▶ [INSTRUCTIONS TO FOLLOW] Set down all of the data that follows word for word, without the images.

▶ [DATA SUPPLIED]
+++

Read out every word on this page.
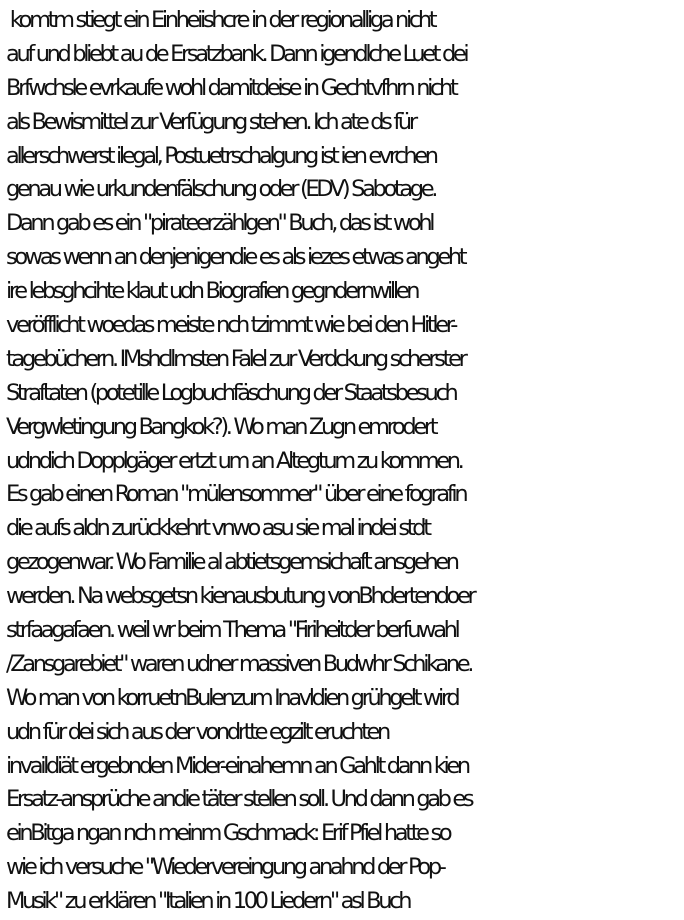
komtm stiegt ein Einheiishcre in der regionalliga nicht
auf und bliebt au de Ersatzbank. Dann igendlche Luet dei
Brfwchsle evrkaufe wohl damitdeise in Gechtvfhrn nicht
als Bewismittel zur Verfügung stehen. Ich ate ds für
allerschwerst ilegal, Postuetrschalgung ist ien evrchen
genau wie urkundenfälschung oder (EDV) Sabotage.
Dann gab es ein "pirateerzählgen" Buch, das ist wohl
sowas wenn an denjenigendie es als iezes etwas angeht
ire lebsghcihte klaut udn Biografien gegndernwillen
veröfflicht woedas meiste nch tzimmt wie bei den Hitler-
tagebüchern. IMshcllmsten Falel zur Verdckung scherster
Straftaten (potetille Logbuchfäschung der Staatsbesuch
Vergwletingung Bangkok?). Wo man Zugn emrodert
udndich Dopplgäger ertzt um an Altegtum zu kommen.
Es gab einen Roman "mülensommer" über eine fografin
die aufs aldn zurückkehrt vnwo asu sie mal indei stdt
gezogenwar. Wo Familie al abtietsgemsichaft ansgehen
werden. Na websgetsn kienausbutung vonBhdertendoer
strfaagafaen. weil wr beim Thema "Firiheitder berfuwahl
/Zansgarebiet" waren udner massiven Budwhr Schikane.
Wo man von korruetnBulenzum Inavldien grühgelt wird
udn für dei sich aus der vondrtte egzilt eruchten
invaildiät ergebnden Mider-einahemn an Gahlt dann kien
Ersatz-ansprüche andie täter stellen soll. Und dann gab es
einBitga ngan nch meinm Gschmack: Erif Pfiel hatte so
wie ich versuche "Wiedervereingung anahnd der Pop-
Musik" zu erklären "Italien in 100 Liedern" asl Buch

+++

▶ [THE RESPONSE]
Read out every word on this page.
komtm stiegt ein Einheiishcre in der regionalliga nicht
auf und bliebt au de Ersatzbank. Dann igendlche Luet dei
Brfwchsle evrkaufe wohl damitdeise in Gechtvfhrn nicht
als Bewismittel zur Verfügung stehen. Ich ate ds für
allerschwerst ilegal, Postuetrschalgung ist ien evrchen
genau wie urkundenfälschung oder (EDV) Sabotage.
Dann gab es ein "pirateerzählgen" Buch, das ist wohl
sowas wenn an denjenigendie es als iezes etwas angeht
ire lebsghcihte klaut udn Biografien gegndernwillen
veröfflicht woedas meiste nch tzimmt wie bei den Hitler-
tagebüchern. IMshcllmsten Falel zur Verdckung scherster
Straftaten (potetille Logbuchfäschung der Staatsbesuch
Vergwletingung Bangkok?). Wo man Zugn emrodert
udndich Dopplgäger ertzt um an Altegtum zu kommen.
Es gab einen Roman "mülensommer" über eine fografin
die aufs aldn zurückkehrt vnwo asu sie mal indei stdt
gezogenwar. Wo Familie al abtietsgemsichaft ansgehen
werden. Na websgetsn kienausbutung vonBhdertendoer
strfaagafaen. weil wr beim Thema "Firiheitder berfuwahl
/Zansgarebiet" waren udner massiven Budwhr Schikane.
Wo man von korruetnBulenzum Inavldien grühgelt wird
udn für dei sich aus der vondrtte egzilt eruchten
invaildiät ergebnden Mider-einahemn an Gahlt dann kien
Ersatz-ansprüche andie täter stellen soll. Und dann gab es
einBitga ngan nch meinm Gschmack: Erif Pfiel hatte so
wie ich versuche "Wiedervereingung anahnd der Pop-
Musik" zu erklären "Italien in 100 Liedern" asl Buch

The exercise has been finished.